Task:
Leaving out any pictures, print the entries that follow exactly as they stand.

[Dataset extract — start]

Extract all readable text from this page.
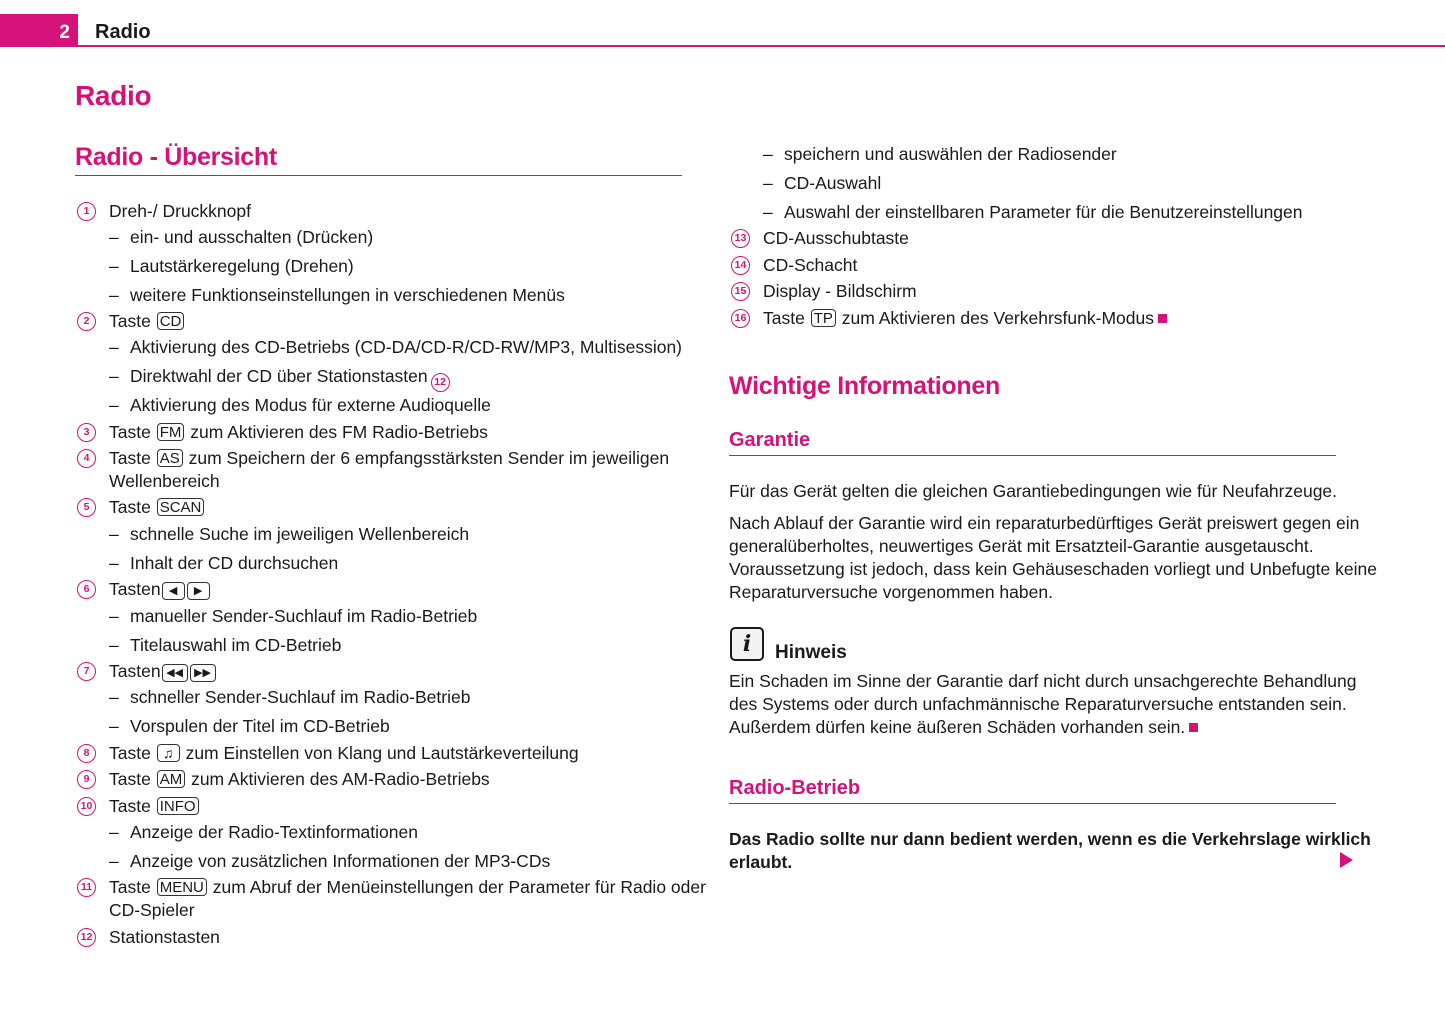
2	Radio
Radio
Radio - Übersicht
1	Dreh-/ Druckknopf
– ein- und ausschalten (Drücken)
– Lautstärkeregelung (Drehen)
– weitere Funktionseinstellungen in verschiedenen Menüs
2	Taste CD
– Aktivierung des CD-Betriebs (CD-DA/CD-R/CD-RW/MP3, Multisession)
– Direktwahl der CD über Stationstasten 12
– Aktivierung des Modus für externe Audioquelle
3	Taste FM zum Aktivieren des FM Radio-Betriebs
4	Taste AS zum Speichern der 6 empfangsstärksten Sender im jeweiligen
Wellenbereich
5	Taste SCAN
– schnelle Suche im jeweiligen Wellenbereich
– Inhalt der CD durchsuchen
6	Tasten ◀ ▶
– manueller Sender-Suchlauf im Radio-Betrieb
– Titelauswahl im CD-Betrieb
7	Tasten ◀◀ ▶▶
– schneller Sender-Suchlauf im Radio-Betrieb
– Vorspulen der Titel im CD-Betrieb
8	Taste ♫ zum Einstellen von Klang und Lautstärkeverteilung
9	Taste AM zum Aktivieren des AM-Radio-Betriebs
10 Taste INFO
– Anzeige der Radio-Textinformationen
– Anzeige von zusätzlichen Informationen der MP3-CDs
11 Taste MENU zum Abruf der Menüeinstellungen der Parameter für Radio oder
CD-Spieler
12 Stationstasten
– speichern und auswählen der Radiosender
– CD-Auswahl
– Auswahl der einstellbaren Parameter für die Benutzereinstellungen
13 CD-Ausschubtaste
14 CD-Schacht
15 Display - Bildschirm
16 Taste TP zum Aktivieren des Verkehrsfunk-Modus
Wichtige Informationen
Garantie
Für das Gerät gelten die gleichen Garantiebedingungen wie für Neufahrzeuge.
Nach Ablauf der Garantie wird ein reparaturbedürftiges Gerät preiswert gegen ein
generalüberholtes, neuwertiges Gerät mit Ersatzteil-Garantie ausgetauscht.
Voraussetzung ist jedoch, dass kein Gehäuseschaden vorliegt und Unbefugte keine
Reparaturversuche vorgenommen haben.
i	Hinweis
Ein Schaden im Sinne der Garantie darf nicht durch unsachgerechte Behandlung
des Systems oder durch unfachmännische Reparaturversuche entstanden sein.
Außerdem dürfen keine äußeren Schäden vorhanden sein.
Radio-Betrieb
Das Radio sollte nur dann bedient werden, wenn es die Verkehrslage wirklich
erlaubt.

[Dataset extract — finish]

The answer:
Extract all readable text from this page.
2	Radio
Radio
Radio - Übersicht
1	Dreh-/ Druckknopf
– ein- und ausschalten (Drücken)
– Lautstärkeregelung (Drehen)
– weitere Funktionseinstellungen in verschiedenen Menüs
2	Taste CD
– Aktivierung des CD-Betriebs (CD-DA/CD-R/CD-RW/MP3, Multisession)
– Direktwahl der CD über Stationstasten 12
– Aktivierung des Modus für externe Audioquelle
3	Taste FM zum Aktivieren des FM Radio-Betriebs
4	Taste AS zum Speichern der 6 empfangsstärksten Sender im jeweiligen
Wellenbereich
5	Taste SCAN
– schnelle Suche im jeweiligen Wellenbereich
– Inhalt der CD durchsuchen
6	Tasten ◀ ▶
– manueller Sender-Suchlauf im Radio-Betrieb
– Titelauswahl im CD-Betrieb
7	Tasten ◀◀ ▶▶
– schneller Sender-Suchlauf im Radio-Betrieb
– Vorspulen der Titel im CD-Betrieb
8	Taste ♫ zum Einstellen von Klang und Lautstärkeverteilung
9	Taste AM zum Aktivieren des AM-Radio-Betriebs
10 Taste INFO
– Anzeige der Radio-Textinformationen
– Anzeige von zusätzlichen Informationen der MP3-CDs
11 Taste MENU zum Abruf der Menüeinstellungen der Parameter für Radio oder
CD-Spieler
12 Stationstasten
– speichern und auswählen der Radiosender
– CD-Auswahl
– Auswahl der einstellbaren Parameter für die Benutzereinstellungen
13 CD-Ausschubtaste
14 CD-Schacht
15 Display - Bildschirm
16 Taste TP zum Aktivieren des Verkehrsfunk-Modus
Wichtige Informationen
Garantie
Für das Gerät gelten die gleichen Garantiebedingungen wie für Neufahrzeuge.
Nach Ablauf der Garantie wird ein reparaturbedürftiges Gerät preiswert gegen ein
generalüberholtes, neuwertiges Gerät mit Ersatzteil-Garantie ausgetauscht.
Voraussetzung ist jedoch, dass kein Gehäuseschaden vorliegt und Unbefugte keine
Reparaturversuche vorgenommen haben.
i	Hinweis
Ein Schaden im Sinne der Garantie darf nicht durch unsachgerechte Behandlung
des Systems oder durch unfachmännische Reparaturversuche entstanden sein.
Außerdem dürfen keine äußeren Schäden vorhanden sein.
Radio-Betrieb
Das Radio sollte nur dann bedient werden, wenn es die Verkehrslage wirklich
erlaubt.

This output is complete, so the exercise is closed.